> _SHORT EXERCISE 1_: Write out the passage of the blog post between "Tuesday, November 12, 2013" and "to start. ;)", inclusive.
> _SHORT EXERCISE 2_: Decide whether each statement agrees with the blog post, and support each yes or no with the deciding words of the blog post, quoted exactly. (a) The substitute is described as really great. (b) The lesson for today included five new vocabulary words. (c) The words were put into a PowerPoint with funny pictures.

Tuesday, November 12, 2013

Roller Coaster

Today was full of ups and downs, but mostly ups. I'll start at the very beginning, because that's a very good place to start. ;)

It has been a wild couple of days since my teacher moved out of my classroom and into her new classroom. The substitute is really great, and definitely on top of his game, but obviously the lessons suffer when there's not a teacher in the room. One of the school administrators asked me to lead the lesson for today, which included four new vocabulary words. I said I would rather not, because City Year is actually supposed to avoid that very situation, and because my teacher had allowed me to pull my focus list students out during vocab days and we had been playing a game the students really liked (trashketball). But the admin put some pressure on me, saying that I knew how the lesson went and it was important for the class to stay on track yada, yada, yada, I ended up agreeing.

So I had the words made up in a PowerPoint complete with funny pictures to add some pizazz.

> _LISTING_:

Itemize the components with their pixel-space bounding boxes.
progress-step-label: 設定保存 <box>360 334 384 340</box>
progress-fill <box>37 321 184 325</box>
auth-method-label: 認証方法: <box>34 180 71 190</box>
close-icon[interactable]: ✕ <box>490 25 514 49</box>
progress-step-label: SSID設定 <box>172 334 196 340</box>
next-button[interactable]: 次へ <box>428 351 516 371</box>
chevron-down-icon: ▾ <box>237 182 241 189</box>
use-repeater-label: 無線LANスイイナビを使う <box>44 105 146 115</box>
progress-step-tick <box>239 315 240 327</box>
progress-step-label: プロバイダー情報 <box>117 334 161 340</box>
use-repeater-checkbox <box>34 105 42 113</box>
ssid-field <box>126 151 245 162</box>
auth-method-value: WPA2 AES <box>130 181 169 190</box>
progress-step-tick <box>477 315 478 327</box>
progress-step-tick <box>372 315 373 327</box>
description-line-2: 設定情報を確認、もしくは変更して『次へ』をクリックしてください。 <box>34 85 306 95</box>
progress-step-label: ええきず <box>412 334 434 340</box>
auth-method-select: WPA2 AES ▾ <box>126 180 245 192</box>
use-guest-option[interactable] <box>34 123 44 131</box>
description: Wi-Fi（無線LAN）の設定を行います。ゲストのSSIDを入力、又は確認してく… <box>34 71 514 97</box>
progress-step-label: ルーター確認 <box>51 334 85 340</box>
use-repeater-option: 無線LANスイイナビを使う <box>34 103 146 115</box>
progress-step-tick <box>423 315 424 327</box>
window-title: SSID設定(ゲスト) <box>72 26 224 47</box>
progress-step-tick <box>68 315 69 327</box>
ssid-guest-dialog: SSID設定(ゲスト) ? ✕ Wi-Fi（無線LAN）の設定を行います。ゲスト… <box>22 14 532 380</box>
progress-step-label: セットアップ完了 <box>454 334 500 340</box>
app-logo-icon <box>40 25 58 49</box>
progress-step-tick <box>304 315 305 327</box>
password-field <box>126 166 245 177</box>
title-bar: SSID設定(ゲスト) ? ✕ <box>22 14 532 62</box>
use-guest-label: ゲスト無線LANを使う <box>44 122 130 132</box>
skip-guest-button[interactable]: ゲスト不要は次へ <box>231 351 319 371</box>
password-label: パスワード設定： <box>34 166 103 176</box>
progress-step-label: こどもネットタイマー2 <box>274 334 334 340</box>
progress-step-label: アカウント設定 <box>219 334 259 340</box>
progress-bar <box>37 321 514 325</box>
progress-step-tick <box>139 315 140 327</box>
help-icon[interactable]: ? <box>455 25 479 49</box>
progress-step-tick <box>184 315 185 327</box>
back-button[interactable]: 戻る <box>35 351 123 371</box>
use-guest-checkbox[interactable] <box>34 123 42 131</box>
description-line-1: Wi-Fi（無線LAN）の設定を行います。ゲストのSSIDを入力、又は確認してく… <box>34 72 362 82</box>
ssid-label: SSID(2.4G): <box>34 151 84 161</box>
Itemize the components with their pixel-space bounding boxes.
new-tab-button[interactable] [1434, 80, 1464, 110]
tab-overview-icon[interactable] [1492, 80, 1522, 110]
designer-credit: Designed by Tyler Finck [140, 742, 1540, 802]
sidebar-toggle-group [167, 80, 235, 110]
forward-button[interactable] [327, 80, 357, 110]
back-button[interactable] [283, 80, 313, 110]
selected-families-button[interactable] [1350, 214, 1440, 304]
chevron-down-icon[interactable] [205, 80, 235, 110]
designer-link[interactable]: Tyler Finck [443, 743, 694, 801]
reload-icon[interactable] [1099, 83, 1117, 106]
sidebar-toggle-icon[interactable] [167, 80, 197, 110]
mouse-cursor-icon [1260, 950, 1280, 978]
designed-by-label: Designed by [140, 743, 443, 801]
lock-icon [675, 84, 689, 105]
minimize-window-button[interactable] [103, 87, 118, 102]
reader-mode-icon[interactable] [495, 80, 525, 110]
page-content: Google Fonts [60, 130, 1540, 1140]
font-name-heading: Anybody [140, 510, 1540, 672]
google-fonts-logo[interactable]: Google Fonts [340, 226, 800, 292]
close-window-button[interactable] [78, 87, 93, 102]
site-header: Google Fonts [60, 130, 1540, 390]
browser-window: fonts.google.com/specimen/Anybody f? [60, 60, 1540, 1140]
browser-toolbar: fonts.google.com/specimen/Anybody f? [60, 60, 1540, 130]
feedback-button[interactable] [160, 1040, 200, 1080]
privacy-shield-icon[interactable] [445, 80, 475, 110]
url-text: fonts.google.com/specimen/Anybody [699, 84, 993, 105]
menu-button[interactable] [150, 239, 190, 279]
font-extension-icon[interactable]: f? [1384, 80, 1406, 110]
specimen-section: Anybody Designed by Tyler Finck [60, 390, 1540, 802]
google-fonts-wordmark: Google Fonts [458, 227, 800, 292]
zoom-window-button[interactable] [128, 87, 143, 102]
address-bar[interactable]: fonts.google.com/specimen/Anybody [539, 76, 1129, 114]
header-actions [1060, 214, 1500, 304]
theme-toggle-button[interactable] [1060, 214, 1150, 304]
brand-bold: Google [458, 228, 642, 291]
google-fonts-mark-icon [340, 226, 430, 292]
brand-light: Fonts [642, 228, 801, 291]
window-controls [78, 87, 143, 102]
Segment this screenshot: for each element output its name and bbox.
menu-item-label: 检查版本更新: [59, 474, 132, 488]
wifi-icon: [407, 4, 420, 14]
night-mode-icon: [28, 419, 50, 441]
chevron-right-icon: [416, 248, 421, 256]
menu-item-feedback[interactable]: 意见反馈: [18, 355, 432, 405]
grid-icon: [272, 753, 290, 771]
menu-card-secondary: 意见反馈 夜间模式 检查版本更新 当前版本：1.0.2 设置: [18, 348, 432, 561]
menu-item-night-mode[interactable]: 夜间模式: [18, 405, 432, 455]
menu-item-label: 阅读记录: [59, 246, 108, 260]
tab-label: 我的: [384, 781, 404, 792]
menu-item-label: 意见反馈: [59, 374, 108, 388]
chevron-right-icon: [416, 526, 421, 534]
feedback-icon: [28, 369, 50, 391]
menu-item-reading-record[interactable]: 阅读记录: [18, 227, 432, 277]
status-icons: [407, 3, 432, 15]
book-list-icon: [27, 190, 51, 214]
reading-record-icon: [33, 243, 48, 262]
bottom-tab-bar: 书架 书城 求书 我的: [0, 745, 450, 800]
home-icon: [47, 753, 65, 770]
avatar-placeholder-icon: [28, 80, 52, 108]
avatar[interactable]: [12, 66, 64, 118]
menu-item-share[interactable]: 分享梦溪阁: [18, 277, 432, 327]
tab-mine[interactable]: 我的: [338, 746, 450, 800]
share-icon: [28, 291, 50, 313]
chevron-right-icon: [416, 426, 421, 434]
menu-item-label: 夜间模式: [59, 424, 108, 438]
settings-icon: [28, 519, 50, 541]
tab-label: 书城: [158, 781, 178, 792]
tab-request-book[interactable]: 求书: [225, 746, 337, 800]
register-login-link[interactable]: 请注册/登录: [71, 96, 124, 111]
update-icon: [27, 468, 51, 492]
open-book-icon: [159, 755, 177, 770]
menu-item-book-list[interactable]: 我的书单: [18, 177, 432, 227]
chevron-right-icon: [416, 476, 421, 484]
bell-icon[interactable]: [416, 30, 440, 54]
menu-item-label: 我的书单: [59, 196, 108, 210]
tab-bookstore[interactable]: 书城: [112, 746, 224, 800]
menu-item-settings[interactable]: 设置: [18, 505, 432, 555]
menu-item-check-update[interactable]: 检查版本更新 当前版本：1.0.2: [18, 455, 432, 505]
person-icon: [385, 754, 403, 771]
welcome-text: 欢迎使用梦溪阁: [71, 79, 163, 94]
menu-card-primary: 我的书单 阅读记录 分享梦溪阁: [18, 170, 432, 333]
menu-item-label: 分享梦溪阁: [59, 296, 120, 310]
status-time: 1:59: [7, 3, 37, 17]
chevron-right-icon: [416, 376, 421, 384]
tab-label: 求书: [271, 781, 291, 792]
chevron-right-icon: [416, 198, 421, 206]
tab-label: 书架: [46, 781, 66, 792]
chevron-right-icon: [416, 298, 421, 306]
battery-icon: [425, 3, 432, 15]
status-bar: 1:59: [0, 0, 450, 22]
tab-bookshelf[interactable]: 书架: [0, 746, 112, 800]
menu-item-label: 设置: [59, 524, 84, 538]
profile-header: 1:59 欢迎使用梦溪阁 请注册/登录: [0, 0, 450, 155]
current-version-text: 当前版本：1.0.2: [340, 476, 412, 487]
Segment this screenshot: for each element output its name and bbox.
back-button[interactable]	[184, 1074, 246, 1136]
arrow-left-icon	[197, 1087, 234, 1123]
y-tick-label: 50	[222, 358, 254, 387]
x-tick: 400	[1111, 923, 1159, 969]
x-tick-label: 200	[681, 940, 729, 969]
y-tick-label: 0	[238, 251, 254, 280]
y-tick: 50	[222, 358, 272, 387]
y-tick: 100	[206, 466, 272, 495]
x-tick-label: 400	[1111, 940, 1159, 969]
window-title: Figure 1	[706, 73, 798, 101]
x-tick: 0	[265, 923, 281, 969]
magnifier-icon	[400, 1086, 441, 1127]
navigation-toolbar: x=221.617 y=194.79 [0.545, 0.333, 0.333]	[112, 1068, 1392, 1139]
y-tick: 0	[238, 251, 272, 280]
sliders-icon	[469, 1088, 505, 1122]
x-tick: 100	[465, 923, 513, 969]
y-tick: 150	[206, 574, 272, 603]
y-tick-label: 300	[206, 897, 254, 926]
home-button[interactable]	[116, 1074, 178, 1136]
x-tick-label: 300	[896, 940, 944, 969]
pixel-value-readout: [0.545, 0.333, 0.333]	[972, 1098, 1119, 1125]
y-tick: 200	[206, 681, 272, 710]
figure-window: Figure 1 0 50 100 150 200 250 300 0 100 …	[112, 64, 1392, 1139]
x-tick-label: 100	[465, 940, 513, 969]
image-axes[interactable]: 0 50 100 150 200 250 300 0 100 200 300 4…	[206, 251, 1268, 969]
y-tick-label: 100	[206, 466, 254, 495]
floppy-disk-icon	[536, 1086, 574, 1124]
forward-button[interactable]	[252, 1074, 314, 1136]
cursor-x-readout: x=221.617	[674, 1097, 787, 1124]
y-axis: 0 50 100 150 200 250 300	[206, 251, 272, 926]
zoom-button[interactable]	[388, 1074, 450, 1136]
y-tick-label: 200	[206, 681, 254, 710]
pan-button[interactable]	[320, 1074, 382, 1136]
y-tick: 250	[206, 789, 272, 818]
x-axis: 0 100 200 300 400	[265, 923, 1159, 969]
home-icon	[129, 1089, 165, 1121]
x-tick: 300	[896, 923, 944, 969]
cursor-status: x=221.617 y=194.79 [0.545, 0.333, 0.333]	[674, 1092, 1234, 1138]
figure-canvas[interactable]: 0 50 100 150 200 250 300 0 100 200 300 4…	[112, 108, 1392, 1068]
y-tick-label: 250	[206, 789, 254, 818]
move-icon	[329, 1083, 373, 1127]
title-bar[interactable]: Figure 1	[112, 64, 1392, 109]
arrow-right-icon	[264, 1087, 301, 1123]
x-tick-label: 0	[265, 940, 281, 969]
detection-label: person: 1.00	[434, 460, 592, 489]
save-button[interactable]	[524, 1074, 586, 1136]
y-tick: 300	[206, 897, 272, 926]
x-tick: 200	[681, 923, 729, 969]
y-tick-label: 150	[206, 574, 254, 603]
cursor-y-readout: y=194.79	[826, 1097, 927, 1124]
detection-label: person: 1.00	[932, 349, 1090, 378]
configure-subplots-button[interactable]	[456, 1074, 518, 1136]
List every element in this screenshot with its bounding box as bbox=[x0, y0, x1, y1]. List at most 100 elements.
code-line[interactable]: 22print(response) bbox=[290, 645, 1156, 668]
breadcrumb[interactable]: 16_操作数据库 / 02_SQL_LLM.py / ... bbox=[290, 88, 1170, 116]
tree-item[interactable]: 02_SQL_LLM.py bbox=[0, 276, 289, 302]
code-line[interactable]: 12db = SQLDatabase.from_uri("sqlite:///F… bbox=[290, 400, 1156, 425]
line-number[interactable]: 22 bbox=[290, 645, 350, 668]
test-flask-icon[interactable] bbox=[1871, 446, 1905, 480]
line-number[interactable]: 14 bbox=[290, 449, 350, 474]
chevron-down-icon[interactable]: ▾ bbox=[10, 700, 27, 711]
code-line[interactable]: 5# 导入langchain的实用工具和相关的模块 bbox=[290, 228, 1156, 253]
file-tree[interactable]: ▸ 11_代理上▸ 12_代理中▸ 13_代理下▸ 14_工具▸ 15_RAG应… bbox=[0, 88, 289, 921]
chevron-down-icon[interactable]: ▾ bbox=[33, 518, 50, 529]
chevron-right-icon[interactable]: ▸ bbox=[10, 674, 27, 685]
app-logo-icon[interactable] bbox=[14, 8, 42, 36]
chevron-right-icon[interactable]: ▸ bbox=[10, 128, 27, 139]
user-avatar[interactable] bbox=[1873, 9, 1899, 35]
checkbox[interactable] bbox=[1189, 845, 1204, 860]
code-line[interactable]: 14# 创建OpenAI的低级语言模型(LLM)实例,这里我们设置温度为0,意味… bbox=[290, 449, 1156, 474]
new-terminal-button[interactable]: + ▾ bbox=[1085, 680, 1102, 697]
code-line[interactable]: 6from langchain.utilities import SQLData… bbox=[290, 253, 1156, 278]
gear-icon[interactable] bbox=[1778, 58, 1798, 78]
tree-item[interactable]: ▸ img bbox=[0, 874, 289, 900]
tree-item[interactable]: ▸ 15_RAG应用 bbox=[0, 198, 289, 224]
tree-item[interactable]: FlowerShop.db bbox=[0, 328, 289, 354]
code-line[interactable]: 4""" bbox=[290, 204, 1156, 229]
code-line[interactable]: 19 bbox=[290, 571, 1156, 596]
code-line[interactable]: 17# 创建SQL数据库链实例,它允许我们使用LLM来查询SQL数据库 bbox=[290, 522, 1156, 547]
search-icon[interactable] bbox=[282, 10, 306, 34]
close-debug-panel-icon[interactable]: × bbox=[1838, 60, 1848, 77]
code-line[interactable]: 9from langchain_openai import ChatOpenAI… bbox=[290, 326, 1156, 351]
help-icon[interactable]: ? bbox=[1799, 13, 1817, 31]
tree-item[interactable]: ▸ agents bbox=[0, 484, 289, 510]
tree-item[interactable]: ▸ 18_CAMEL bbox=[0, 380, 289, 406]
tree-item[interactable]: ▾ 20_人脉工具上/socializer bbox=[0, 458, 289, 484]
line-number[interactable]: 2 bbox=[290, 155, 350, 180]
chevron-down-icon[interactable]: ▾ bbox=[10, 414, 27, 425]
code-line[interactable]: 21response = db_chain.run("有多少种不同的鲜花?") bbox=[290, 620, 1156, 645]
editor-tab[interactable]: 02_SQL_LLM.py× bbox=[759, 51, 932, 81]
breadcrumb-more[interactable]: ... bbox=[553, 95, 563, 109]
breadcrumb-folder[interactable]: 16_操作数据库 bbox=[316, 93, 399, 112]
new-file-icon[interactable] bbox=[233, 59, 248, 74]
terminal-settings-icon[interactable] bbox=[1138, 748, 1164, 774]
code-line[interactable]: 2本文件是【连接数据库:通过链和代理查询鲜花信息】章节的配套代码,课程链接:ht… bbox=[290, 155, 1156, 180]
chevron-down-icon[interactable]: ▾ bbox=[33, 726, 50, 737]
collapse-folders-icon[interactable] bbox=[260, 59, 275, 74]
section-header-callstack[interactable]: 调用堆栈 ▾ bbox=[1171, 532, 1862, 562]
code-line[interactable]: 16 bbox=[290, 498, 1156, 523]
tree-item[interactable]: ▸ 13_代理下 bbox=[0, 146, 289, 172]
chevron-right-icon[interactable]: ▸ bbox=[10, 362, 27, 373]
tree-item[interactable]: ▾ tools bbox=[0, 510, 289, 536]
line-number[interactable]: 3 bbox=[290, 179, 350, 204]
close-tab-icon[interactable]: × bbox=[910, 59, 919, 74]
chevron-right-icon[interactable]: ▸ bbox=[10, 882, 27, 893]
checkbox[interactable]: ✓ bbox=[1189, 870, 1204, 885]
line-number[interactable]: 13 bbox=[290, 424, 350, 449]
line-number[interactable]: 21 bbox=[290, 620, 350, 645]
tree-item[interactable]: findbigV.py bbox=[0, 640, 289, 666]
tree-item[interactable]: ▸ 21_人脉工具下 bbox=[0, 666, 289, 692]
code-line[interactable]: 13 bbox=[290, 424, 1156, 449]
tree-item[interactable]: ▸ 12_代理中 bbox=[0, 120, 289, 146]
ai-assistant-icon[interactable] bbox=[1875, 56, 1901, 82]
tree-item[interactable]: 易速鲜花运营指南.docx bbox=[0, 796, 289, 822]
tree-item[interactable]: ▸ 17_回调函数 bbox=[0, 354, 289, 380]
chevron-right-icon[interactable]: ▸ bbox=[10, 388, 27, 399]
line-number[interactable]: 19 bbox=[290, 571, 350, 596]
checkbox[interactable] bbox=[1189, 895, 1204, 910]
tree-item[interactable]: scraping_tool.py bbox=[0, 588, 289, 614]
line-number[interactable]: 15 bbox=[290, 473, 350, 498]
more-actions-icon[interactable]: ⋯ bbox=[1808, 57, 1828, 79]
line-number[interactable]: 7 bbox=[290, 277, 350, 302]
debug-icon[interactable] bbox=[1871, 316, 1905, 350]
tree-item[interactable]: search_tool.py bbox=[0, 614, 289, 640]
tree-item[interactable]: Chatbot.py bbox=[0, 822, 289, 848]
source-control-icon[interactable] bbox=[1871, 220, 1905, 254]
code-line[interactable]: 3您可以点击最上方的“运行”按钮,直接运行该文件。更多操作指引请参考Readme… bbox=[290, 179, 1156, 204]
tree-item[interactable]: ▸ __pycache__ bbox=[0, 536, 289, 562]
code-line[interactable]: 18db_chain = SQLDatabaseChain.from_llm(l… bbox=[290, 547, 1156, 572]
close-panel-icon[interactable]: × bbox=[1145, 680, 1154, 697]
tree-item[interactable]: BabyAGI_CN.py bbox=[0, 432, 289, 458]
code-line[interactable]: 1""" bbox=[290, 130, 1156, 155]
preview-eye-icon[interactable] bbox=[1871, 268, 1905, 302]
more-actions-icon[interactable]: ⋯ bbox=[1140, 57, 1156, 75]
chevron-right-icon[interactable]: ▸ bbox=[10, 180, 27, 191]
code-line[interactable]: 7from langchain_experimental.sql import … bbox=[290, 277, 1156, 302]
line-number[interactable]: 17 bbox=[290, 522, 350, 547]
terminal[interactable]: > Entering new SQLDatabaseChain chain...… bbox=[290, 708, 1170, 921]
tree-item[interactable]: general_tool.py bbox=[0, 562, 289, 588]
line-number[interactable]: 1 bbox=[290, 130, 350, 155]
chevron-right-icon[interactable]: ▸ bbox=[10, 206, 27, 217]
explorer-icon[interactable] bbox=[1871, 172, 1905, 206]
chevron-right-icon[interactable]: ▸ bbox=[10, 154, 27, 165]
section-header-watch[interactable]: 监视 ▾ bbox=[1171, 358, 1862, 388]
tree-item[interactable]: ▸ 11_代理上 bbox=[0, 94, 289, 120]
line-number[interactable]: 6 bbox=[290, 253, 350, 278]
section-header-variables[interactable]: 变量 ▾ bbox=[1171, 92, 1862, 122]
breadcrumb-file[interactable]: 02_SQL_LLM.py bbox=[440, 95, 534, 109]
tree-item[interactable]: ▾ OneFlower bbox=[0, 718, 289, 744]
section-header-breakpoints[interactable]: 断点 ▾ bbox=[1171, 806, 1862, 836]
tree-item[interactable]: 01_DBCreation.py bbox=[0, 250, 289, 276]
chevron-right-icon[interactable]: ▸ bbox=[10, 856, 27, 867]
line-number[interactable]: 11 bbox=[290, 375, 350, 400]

> _OUTPUT 1_:
Tuesday, November 12, 2013

Roller Coaster

Today was full of ups and downs, but mostly ups. I'll start at the very beginning, because that's a very good place to start. ;)

> _OUTPUT 2_:
(a) Yes: "The substitute is really great, and definitely on top of his game"
(b) No: "which included four new vocabulary words"
(c) Yes: "So I had the words made up in a PowerPoint complete with funny pictures to add some pizazz."